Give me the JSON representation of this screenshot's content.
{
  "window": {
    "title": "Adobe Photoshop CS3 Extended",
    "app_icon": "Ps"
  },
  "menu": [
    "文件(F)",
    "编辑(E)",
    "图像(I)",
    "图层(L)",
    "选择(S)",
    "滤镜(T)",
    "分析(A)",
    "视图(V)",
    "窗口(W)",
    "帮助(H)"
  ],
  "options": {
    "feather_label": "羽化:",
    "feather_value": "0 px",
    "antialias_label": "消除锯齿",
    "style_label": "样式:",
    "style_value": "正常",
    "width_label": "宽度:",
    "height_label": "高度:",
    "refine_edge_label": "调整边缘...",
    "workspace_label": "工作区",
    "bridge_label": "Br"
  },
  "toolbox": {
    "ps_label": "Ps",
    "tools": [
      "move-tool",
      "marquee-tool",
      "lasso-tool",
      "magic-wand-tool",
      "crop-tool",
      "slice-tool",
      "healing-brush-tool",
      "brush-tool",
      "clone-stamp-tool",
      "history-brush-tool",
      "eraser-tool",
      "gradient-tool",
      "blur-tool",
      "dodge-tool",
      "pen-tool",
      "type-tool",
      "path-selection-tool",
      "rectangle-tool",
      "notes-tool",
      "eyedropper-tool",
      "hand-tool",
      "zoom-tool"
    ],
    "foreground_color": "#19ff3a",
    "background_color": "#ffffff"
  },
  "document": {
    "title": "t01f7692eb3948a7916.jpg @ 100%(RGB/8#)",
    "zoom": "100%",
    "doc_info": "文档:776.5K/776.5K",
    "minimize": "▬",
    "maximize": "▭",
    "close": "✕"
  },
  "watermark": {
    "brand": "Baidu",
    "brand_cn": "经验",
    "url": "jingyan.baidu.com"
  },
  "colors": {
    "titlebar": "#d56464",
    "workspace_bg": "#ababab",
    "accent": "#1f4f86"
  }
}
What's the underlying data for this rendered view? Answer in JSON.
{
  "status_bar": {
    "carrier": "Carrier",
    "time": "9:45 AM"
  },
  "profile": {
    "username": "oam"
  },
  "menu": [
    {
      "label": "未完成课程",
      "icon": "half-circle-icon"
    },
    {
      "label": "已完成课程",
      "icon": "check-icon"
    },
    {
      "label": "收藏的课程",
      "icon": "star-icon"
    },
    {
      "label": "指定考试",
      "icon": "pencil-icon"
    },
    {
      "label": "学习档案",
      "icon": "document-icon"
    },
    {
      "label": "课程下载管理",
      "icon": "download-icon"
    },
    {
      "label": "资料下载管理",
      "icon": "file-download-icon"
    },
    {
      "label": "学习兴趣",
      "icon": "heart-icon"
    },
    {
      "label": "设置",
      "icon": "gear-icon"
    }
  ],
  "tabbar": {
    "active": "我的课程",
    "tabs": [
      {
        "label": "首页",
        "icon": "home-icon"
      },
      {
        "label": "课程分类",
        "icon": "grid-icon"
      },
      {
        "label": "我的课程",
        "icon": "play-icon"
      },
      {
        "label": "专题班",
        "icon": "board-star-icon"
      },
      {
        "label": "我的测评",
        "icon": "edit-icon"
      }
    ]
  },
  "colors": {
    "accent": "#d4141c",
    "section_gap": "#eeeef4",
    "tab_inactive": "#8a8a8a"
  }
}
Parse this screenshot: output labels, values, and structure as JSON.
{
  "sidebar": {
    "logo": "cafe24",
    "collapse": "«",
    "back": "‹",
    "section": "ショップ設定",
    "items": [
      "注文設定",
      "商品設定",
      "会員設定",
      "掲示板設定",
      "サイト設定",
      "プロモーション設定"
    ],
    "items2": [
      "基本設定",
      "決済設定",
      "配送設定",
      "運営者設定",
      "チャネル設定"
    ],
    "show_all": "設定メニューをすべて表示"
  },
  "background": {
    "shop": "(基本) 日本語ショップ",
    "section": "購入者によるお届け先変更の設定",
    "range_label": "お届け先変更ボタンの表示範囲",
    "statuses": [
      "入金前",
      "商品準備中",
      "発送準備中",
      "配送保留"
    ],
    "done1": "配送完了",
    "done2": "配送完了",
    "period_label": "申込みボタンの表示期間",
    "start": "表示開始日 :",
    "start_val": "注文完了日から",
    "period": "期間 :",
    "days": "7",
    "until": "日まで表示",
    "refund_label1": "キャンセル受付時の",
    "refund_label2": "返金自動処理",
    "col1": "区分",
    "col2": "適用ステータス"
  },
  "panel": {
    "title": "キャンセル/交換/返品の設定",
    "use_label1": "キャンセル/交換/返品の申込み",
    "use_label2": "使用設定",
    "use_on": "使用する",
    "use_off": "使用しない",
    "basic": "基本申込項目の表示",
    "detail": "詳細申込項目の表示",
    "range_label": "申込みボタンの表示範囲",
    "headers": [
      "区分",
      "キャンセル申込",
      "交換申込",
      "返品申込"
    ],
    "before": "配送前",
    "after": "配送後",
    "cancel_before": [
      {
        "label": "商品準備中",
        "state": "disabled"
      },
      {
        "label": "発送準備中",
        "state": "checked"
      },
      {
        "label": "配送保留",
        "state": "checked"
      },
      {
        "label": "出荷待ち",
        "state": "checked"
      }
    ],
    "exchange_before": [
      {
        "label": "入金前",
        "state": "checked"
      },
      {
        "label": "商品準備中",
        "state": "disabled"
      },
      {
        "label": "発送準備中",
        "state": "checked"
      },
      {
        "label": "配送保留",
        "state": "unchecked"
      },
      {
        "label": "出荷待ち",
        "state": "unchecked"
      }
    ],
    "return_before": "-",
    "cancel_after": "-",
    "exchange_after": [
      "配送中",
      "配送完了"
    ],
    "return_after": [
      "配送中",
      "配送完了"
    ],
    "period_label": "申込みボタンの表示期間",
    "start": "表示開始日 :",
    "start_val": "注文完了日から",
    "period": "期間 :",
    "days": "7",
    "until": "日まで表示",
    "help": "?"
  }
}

☆ ☆ ☆ ☆ ☆ ☆ ☆

** What is being asked **
Return the entries in full, keeping every line exactly as it is.

** Final answer **
Give me the JSON representation of this screenshot's content.
{
  "window": {
    "title": "Adobe Photoshop CS3 Extended",
    "app_icon": "Ps"
  },
  "menu": [
    "文件(F)",
    "编辑(E)",
    "图像(I)",
    "图层(L)",
    "选择(S)",
    "滤镜(T)",
    "分析(A)",
    "视图(V)",
    "窗口(W)",
    "帮助(H)"
  ],
  "options": {
    "feather_label": "羽化:",
    "feather_value": "0 px",
    "antialias_label": "消除锯齿",
    "style_label": "样式:",
    "style_value": "正常",
    "width_label": "宽度:",
    "height_label": "高度:",
    "refine_edge_label": "调整边缘...",
    "workspace_label": "工作区",
    "bridge_label": "Br"
  },
  "toolbox": {
    "ps_label": "Ps",
    "tools": [
      "move-tool",
      "marquee-tool",
      "lasso-tool",
      "magic-wand-tool",
      "crop-tool",
      "slice-tool",
      "healing-brush-tool",
      "brush-tool",
      "clone-stamp-tool",
      "history-brush-tool",
      "eraser-tool",
      "gradient-tool",
      "blur-tool",
      "dodge-tool",
      "pen-tool",
      "type-tool",
      "path-selection-tool",
      "rectangle-tool",
      "notes-tool",
      "eyedropper-tool",
      "hand-tool",
      "zoom-tool"
    ],
    "foreground_color": "#19ff3a",
    "background_color": "#ffffff"
  },
  "document": {
    "title": "t01f7692eb3948a7916.jpg @ 100%(RGB/8#)",
    "zoom": "100%",
    "doc_info": "文档:776.5K/776.5K",
    "minimize": "▬",
    "maximize": "▭",
    "close": "✕"
  },
  "watermark": {
    "brand": "Baidu",
    "brand_cn": "经验",
    "url": "jingyan.baidu.com"
  },
  "colors": {
    "titlebar": "#d56464",
    "workspace_bg": "#ababab",
    "accent": "#1f4f86"
  }
}
What's the underlying data for this rendered view? Answer in JSON.
{
  "status_bar": {
    "carrier": "Carrier",
    "time": "9:45 AM"
  },
  "profile": {
    "username": "oam"
  },
  "menu": [
    {
      "label": "未完成课程",
      "icon": "half-circle-icon"
    },
    {
      "label": "已完成课程",
      "icon": "check-icon"
    },
    {
      "label": "收藏的课程",
      "icon": "star-icon"
    },
    {
      "label": "指定考试",
      "icon": "pencil-icon"
    },
    {
      "label": "学习档案",
      "icon": "document-icon"
    },
    {
      "label": "课程下载管理",
      "icon": "download-icon"
    },
    {
      "label": "资料下载管理",
      "icon": "file-download-icon"
    },
    {
      "label": "学习兴趣",
      "icon": "heart-icon"
    },
    {
      "label": "设置",
      "icon": "gear-icon"
    }
  ],
  "tabbar": {
    "active": "我的课程",
    "tabs": [
      {
        "label": "首页",
        "icon": "home-icon"
      },
      {
        "label": "课程分类",
        "icon": "grid-icon"
      },
      {
        "label": "我的课程",
        "icon": "play-icon"
      },
      {
        "label": "专题班",
        "icon": "board-star-icon"
      },
      {
        "label": "我的测评",
        "icon": "edit-icon"
      }
    ]
  },
  "colors": {
    "accent": "#d4141c",
    "section_gap": "#eeeef4",
    "tab_inactive": "#8a8a8a"
  }
}
Parse this screenshot: output labels, values, and structure as JSON.
{
  "sidebar": {
    "logo": "cafe24",
    "collapse": "«",
    "back": "‹",
    "section": "ショップ設定",
    "items": [
      "注文設定",
      "商品設定",
      "会員設定",
      "掲示板設定",
      "サイト設定",
      "プロモーション設定"
    ],
    "items2": [
      "基本設定",
      "決済設定",
      "配送設定",
      "運営者設定",
      "チャネル設定"
    ],
    "show_all": "設定メニューをすべて表示"
  },
  "background": {
    "shop": "(基本) 日本語ショップ",
    "section": "購入者によるお届け先変更の設定",
    "range_label": "お届け先変更ボタンの表示範囲",
    "statuses": [
      "入金前",
      "商品準備中",
      "発送準備中",
      "配送保留"
    ],
    "done1": "配送完了",
    "done2": "配送完了",
    "period_label": "申込みボタンの表示期間",
    "start": "表示開始日 :",
    "start_val": "注文完了日から",
    "period": "期間 :",
    "days": "7",
    "until": "日まで表示",
    "refund_label1": "キャンセル受付時の",
    "refund_label2": "返金自動処理",
    "col1": "区分",
    "col2": "適用ステータス"
  },
  "panel": {
    "title": "キャンセル/交換/返品の設定",
    "use_label1": "キャンセル/交換/返品の申込み",
    "use_label2": "使用設定",
    "use_on": "使用する",
    "use_off": "使用しない",
    "basic": "基本申込項目の表示",
    "detail": "詳細申込項目の表示",
    "range_label": "申込みボタンの表示範囲",
    "headers": [
      "区分",
      "キャンセル申込",
      "交換申込",
      "返品申込"
    ],
    "before": "配送前",
    "after": "配送後",
    "cancel_before": [
      {
        "label": "商品準備中",
        "state": "disabled"
      },
      {
        "label": "発送準備中",
        "state": "checked"
      },
      {
        "label": "配送保留",
        "state": "checked"
      },
      {
        "label": "出荷待ち",
        "state": "checked"
      }
    ],
    "exchange_before": [
      {
        "label": "入金前",
        "state": "checked"
      },
      {
        "label": "商品準備中",
        "state": "disabled"
      },
      {
        "label": "発送準備中",
        "state": "checked"
      },
      {
        "label": "配送保留",
        "state": "unchecked"
      },
      {
        "label": "出荷待ち",
        "state": "unchecked"
      }
    ],
    "return_before": "-",
    "cancel_after": "-",
    "exchange_after": [
      "配送中",
      "配送完了"
    ],
    "return_after": [
      "配送中",
      "配送完了"
    ],
    "period_label": "申込みボタンの表示期間",
    "start": "表示開始日 :",
    "start_val": "注文完了日から",
    "period": "期間 :",
    "days": "7",
    "until": "日まで表示",
    "help": "?"
  }
}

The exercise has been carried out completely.